Entries with figure data
** begin **
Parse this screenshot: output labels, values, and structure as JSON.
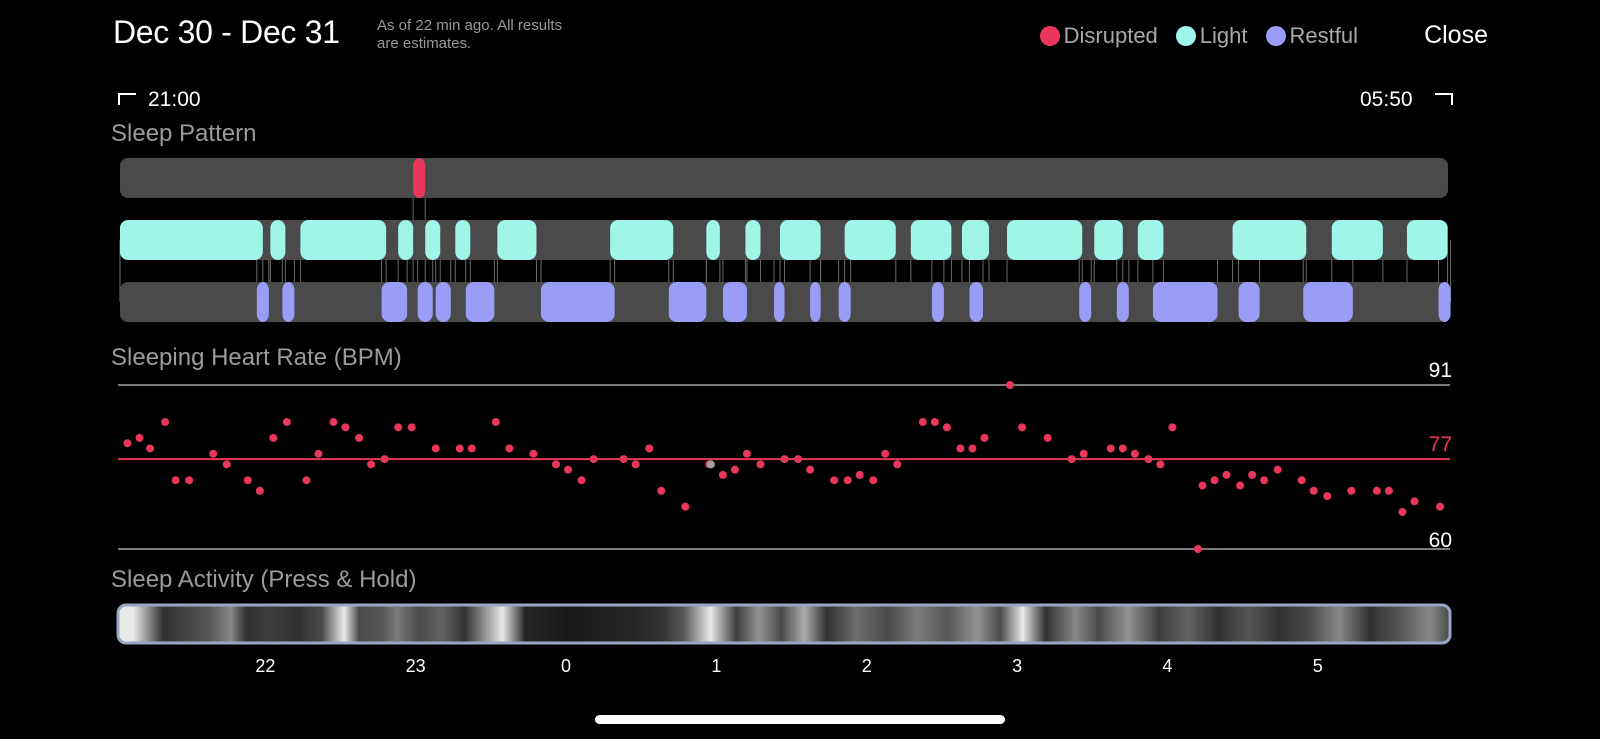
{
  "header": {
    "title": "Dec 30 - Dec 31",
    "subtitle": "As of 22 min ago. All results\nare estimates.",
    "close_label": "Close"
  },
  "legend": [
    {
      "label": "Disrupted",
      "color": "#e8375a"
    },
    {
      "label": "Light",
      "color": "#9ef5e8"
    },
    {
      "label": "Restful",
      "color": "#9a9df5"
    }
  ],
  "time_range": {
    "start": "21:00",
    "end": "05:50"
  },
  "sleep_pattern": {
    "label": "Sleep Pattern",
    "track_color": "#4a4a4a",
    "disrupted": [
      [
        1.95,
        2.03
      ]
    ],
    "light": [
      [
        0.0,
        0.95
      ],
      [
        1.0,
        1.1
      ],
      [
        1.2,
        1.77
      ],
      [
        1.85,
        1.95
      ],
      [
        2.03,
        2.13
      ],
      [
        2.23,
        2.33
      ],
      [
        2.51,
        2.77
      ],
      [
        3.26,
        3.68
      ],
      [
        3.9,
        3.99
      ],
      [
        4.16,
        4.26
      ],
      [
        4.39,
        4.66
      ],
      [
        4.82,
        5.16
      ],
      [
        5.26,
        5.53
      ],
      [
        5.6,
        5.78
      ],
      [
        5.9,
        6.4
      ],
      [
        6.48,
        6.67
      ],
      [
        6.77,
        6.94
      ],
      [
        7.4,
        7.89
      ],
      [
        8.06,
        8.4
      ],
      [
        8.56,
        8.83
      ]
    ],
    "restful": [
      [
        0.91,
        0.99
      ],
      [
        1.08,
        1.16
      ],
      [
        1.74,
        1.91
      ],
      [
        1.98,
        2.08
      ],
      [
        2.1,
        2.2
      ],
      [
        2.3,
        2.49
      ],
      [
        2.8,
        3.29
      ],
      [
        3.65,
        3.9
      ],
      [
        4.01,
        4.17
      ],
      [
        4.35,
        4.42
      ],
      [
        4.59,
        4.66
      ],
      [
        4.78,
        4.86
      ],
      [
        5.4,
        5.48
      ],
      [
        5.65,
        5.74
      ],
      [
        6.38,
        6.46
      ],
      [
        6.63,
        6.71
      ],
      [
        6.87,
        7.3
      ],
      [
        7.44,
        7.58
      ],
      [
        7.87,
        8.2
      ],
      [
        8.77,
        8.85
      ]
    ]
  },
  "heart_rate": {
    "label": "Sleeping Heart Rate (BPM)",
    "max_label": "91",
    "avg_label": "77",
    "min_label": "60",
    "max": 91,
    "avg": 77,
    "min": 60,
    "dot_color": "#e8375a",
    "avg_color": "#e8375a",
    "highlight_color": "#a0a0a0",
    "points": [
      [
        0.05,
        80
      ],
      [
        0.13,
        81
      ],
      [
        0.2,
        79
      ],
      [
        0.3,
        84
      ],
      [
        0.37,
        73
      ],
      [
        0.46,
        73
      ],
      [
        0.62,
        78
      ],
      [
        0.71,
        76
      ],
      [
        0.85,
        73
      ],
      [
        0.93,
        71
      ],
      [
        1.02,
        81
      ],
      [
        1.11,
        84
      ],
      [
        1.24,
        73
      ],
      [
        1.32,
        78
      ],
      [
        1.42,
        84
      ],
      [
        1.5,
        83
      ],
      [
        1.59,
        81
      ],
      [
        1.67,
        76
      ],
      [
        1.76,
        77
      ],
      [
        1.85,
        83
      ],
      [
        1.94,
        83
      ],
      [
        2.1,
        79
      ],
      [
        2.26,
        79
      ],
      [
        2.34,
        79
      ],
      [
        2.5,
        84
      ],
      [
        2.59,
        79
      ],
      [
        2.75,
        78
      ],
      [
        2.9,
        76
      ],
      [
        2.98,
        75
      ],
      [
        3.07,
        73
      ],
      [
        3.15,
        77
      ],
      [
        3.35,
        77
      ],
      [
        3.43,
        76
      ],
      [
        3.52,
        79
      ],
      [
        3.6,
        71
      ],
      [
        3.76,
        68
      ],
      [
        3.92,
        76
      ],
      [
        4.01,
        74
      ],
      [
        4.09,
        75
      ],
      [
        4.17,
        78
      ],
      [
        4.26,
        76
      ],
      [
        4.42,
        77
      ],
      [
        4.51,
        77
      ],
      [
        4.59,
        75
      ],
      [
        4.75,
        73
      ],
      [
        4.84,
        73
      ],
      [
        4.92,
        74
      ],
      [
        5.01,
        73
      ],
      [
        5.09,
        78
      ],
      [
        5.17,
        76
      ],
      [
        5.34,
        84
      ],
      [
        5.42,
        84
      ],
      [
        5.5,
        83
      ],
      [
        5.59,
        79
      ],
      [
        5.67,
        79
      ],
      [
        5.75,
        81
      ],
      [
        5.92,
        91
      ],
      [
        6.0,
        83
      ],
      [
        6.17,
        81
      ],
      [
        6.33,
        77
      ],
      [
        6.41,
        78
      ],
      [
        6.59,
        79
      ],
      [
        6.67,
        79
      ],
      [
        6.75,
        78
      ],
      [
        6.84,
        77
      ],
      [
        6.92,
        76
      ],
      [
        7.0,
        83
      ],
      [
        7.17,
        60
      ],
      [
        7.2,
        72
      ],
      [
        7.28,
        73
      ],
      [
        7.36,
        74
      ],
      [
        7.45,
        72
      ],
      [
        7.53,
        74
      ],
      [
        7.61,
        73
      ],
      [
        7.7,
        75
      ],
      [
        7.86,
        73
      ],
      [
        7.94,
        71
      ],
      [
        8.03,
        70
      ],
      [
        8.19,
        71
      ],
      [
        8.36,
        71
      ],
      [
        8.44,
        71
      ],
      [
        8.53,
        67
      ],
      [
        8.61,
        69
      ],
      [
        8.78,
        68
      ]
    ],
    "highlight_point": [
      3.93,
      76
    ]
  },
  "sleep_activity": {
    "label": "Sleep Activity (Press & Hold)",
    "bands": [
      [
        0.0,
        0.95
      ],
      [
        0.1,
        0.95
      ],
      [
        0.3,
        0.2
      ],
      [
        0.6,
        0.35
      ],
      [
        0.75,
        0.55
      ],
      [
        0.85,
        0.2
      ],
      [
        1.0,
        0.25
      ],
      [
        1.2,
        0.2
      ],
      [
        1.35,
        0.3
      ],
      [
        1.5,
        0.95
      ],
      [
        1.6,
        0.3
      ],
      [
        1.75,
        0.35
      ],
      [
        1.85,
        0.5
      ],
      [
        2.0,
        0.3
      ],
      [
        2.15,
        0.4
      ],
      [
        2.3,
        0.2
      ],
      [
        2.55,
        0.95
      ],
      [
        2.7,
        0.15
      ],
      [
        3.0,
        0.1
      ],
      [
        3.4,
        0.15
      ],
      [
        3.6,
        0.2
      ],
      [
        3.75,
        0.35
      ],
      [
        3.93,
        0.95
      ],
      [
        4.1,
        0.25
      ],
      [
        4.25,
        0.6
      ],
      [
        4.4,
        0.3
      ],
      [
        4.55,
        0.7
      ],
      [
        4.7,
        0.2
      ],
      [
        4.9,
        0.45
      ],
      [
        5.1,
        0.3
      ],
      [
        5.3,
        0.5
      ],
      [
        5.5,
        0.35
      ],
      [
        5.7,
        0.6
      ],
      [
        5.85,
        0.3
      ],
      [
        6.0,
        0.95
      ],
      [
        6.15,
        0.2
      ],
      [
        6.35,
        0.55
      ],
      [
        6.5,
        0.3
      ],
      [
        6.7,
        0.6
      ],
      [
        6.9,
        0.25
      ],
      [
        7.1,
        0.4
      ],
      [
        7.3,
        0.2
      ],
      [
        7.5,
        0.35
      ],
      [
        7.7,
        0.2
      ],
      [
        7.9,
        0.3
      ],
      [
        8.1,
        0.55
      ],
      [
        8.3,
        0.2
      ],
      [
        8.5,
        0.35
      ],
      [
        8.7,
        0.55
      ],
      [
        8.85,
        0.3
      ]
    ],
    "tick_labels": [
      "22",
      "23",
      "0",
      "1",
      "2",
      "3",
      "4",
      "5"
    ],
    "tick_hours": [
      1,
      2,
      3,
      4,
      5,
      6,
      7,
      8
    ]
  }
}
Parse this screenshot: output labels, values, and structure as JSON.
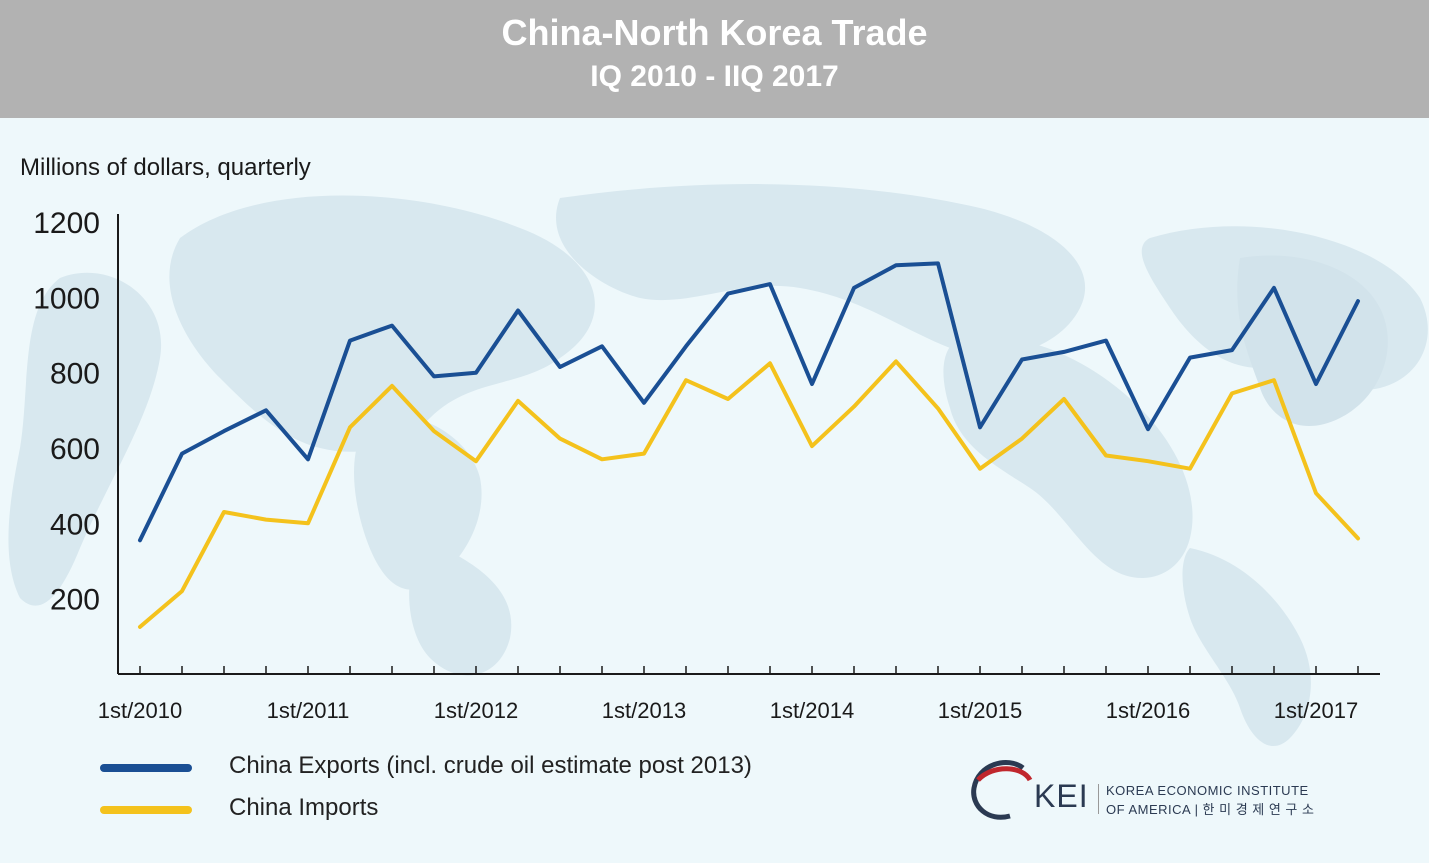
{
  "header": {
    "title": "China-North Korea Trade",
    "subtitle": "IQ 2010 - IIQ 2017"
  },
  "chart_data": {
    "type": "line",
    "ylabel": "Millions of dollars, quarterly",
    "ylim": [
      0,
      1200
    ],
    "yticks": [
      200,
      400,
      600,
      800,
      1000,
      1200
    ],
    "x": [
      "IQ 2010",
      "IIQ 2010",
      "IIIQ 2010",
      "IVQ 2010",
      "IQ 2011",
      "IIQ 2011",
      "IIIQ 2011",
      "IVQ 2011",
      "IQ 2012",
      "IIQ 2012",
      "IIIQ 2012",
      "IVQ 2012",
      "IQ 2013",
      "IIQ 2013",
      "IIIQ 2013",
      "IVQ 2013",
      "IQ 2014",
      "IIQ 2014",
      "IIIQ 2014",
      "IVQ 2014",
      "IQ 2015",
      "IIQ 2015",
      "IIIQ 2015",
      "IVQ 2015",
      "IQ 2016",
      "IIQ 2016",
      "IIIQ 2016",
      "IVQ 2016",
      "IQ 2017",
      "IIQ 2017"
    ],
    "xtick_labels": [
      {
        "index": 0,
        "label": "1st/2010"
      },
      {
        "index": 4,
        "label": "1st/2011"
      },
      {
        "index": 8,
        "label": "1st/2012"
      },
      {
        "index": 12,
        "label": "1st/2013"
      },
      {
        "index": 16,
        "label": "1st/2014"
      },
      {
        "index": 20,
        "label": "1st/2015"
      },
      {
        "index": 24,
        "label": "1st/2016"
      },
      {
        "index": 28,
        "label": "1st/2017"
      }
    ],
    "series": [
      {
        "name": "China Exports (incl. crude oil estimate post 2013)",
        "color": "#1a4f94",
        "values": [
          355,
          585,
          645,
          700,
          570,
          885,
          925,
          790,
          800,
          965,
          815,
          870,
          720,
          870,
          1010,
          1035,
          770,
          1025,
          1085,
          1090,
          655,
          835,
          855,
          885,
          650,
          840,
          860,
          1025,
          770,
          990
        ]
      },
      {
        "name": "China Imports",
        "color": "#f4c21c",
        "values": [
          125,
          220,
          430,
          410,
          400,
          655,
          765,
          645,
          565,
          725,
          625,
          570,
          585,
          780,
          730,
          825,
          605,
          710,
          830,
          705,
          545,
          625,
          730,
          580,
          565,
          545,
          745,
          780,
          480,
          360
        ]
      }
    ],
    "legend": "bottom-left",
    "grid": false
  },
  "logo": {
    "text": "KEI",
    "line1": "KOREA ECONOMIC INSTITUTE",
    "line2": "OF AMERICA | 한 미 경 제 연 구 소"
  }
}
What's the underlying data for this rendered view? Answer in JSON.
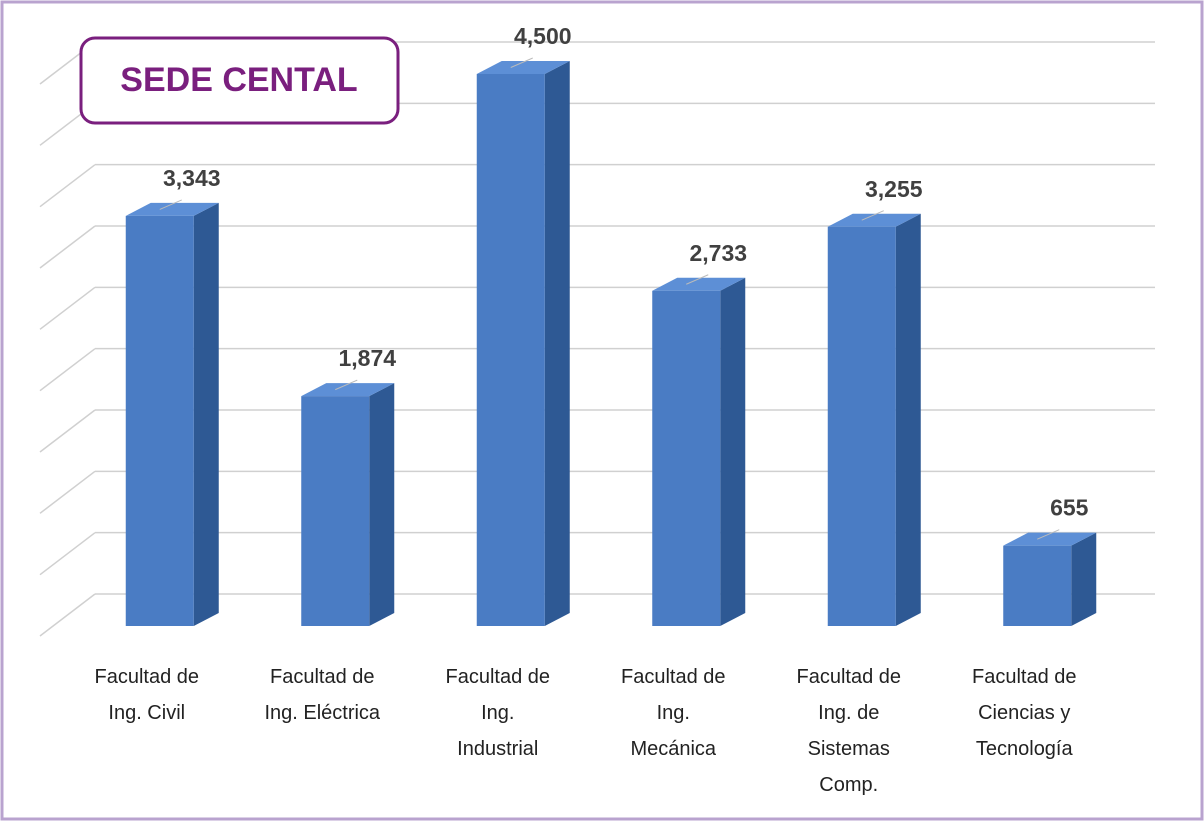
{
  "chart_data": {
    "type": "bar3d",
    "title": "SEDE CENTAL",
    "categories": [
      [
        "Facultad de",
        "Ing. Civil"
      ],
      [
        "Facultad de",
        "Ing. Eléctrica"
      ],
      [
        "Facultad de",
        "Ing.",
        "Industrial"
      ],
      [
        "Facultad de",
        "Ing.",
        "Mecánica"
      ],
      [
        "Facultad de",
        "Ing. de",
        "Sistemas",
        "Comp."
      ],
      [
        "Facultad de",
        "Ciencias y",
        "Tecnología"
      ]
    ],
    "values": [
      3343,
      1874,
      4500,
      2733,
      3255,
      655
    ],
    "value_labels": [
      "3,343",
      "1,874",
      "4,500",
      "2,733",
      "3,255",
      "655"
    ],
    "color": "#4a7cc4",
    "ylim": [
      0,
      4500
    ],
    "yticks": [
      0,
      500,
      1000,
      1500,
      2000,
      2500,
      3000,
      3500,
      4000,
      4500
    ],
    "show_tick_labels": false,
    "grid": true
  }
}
** end **
WHAT IS EXPECTED →
Identify the lines in the entries above that contain "IIIQ", then copy them out.

FULL OUTPUT →
      "IIIQ 2010",
      "IIIQ 2011",
      "IIIQ 2012",
      "IIIQ 2013",
      "IIIQ 2014",
      "IIIQ 2015",
      "IIIQ 2016",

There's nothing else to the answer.